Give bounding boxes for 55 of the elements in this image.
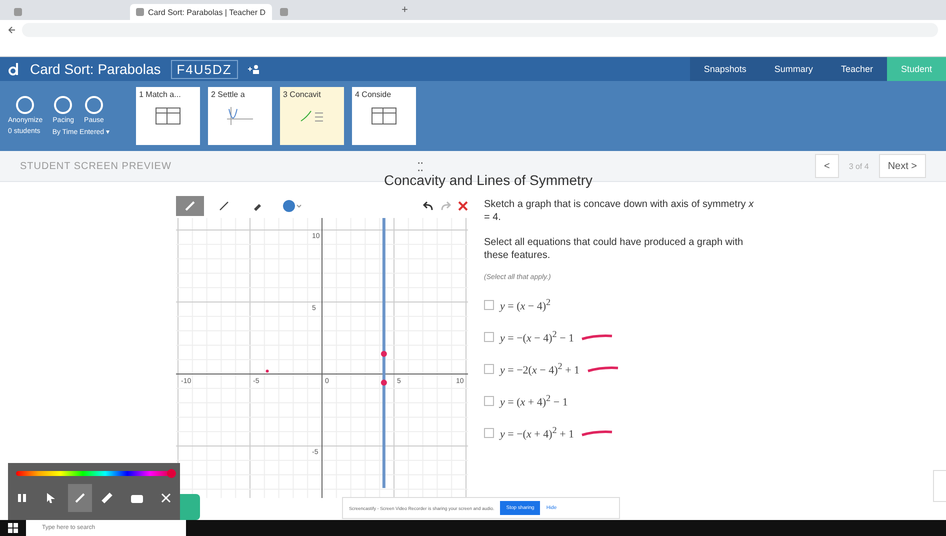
line-icon (218, 200, 230, 212)
site-icon (136, 8, 144, 16)
next-button[interactable]: Next > (878, 154, 926, 178)
browser-tab[interactable]: Card Sort: Parabolas | Teacher D (130, 4, 272, 20)
camera-icon (130, 494, 143, 502)
question-text: Select all equations that could have produced a graph with these features. (484, 236, 744, 262)
equation-option[interactable]: y = −2(x − 4)$^{2}$ + 1 (500, 361, 580, 377)
pause-icon (17, 493, 28, 503)
page-indicator: 3 of 4 (848, 162, 870, 170)
cursor-icon (46, 492, 56, 504)
point-marker (380, 350, 387, 357)
close-icon (160, 493, 171, 503)
checkbox[interactable] (484, 300, 494, 310)
site-icon (14, 8, 22, 16)
screen-card[interactable]: 4 Conside (352, 87, 416, 145)
activity-title: Card Sort: Parabolas (30, 61, 161, 77)
prompt-text: Sketch a graph that is concave down with axis of symmetry x = 4. (484, 198, 754, 224)
point-marker (380, 380, 387, 386)
marker-icon (101, 492, 116, 504)
view-tab[interactable]: Snapshots (690, 57, 760, 81)
checkbox[interactable] (484, 396, 494, 406)
screen-card[interactable]: 1 Match a... (136, 87, 200, 145)
color-picker-icon (282, 199, 302, 213)
screen-card[interactable]: 3 Concavit (280, 87, 344, 145)
checkbox[interactable] (484, 332, 494, 342)
windows-icon[interactable] (8, 523, 18, 533)
color-slider-thumb[interactable] (167, 469, 176, 478)
checkbox[interactable] (484, 428, 494, 438)
preview-label: STUDENT SCREEN PREVIEW (20, 160, 172, 172)
point-marker (266, 370, 269, 373)
equation-option[interactable]: y = (x − 4)$^{2}$ (500, 297, 551, 313)
view-tab[interactable]: Teacher (826, 57, 887, 81)
add-people-icon[interactable] (248, 64, 260, 74)
undo-icon[interactable] (422, 201, 434, 211)
table-icon (371, 107, 397, 125)
site-icon (280, 8, 288, 16)
previous-button[interactable]: < (814, 154, 839, 178)
screen-card[interactable]: 2 Settle a (208, 87, 272, 145)
back-icon[interactable] (8, 26, 16, 34)
class-code: F4U5DZ (170, 60, 238, 78)
screen-heading: Concavity and Lines of Symmetry (384, 172, 593, 188)
logo-icon (8, 62, 20, 76)
graph-thumbnail-icon (227, 107, 253, 125)
pen-icon (74, 492, 86, 504)
annotation-tool[interactable] (68, 484, 92, 512)
pencil-icon (184, 200, 196, 212)
new-tab-button[interactable]: + (396, 4, 414, 16)
equation-option[interactable]: y = −(x − 4)$^{2}$ − 1 (500, 329, 574, 345)
equation-option[interactable]: y = (x + 4)$^{2}$ − 1 (500, 393, 568, 409)
table-icon (155, 107, 181, 125)
view-tab[interactable]: Summary (760, 57, 827, 81)
drag-handle[interactable]: ⁚⁚ (417, 158, 815, 174)
equation-option[interactable]: y = −(x + 4)$^{2}$ + 1 (500, 425, 574, 441)
clear-icon[interactable] (458, 201, 468, 211)
checkbox[interactable] (484, 364, 494, 374)
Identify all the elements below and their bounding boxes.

__AIM OF THE TASK__: Rewrite the data above with every "equation-option" changed to "answer-choice" and nothing else altered, leaving out the pictures.

__REPLY__:
Give bounding boxes for 55 of the elements in this image.
line-icon (218, 200, 230, 212)
site-icon (136, 8, 144, 16)
next-button[interactable]: Next > (878, 154, 926, 178)
browser-tab[interactable]: Card Sort: Parabolas | Teacher D (130, 4, 272, 20)
camera-icon (130, 494, 143, 502)
question-text: Select all equations that could have produced a graph with these features. (484, 236, 744, 262)
answer-choice[interactable]: y = −2(x − 4)$^{2}$ + 1 (500, 361, 580, 377)
pause-icon (17, 493, 28, 503)
page-indicator: 3 of 4 (848, 162, 870, 170)
cursor-icon (46, 492, 56, 504)
point-marker (380, 350, 387, 357)
close-icon (160, 493, 171, 503)
checkbox[interactable] (484, 300, 494, 310)
site-icon (14, 8, 22, 16)
screen-card[interactable]: 4 Conside (352, 87, 416, 145)
activity-title: Card Sort: Parabolas (30, 61, 161, 77)
prompt-text: Sketch a graph that is concave down with axis of symmetry x = 4. (484, 198, 754, 224)
point-marker (380, 380, 387, 386)
marker-icon (101, 492, 116, 504)
view-tab[interactable]: Snapshots (690, 57, 760, 81)
checkbox[interactable] (484, 396, 494, 406)
screen-card[interactable]: 1 Match a... (136, 87, 200, 145)
color-picker-icon (282, 199, 302, 213)
screen-card[interactable]: 3 Concavit (280, 87, 344, 145)
checkbox[interactable] (484, 332, 494, 342)
windows-icon[interactable] (8, 523, 18, 533)
color-slider-thumb[interactable] (167, 469, 176, 478)
checkbox[interactable] (484, 428, 494, 438)
preview-label: STUDENT SCREEN PREVIEW (20, 160, 172, 172)
point-marker (266, 370, 269, 373)
answer-choice[interactable]: y = (x − 4)$^{2}$ (500, 297, 551, 313)
view-tab[interactable]: Teacher (826, 57, 887, 81)
add-people-icon[interactable] (248, 64, 260, 74)
undo-icon[interactable] (422, 201, 434, 211)
table-icon (371, 107, 397, 125)
site-icon (280, 8, 288, 16)
previous-button[interactable]: < (814, 154, 839, 178)
screen-card[interactable]: 2 Settle a (208, 87, 272, 145)
back-icon[interactable] (8, 26, 16, 34)
class-code: F4U5DZ (170, 60, 238, 78)
screen-heading: Concavity and Lines of Symmetry (384, 172, 593, 188)
logo-icon (8, 62, 20, 76)
graph-thumbnail-icon (227, 107, 253, 125)
pen-icon (74, 492, 86, 504)
annotation-tool[interactable] (68, 484, 92, 512)
pencil-icon (184, 200, 196, 212)
new-tab-button[interactable]: + (396, 4, 414, 16)
answer-choice[interactable]: y = −(x − 4)$^{2}$ − 1 (500, 329, 574, 345)
answer-choice[interactable]: y = (x + 4)$^{2}$ − 1 (500, 393, 568, 409)
table-icon (155, 107, 181, 125)
view-tab[interactable]: Summary (760, 57, 827, 81)
drag-handle[interactable]: ⁚⁚ (417, 158, 815, 174)
answer-choice[interactable]: y = −(x + 4)$^{2}$ + 1 (500, 425, 574, 441)
clear-icon[interactable] (458, 201, 468, 211)
checkbox[interactable] (484, 364, 494, 374)
Identify all the elements below and their bounding boxes.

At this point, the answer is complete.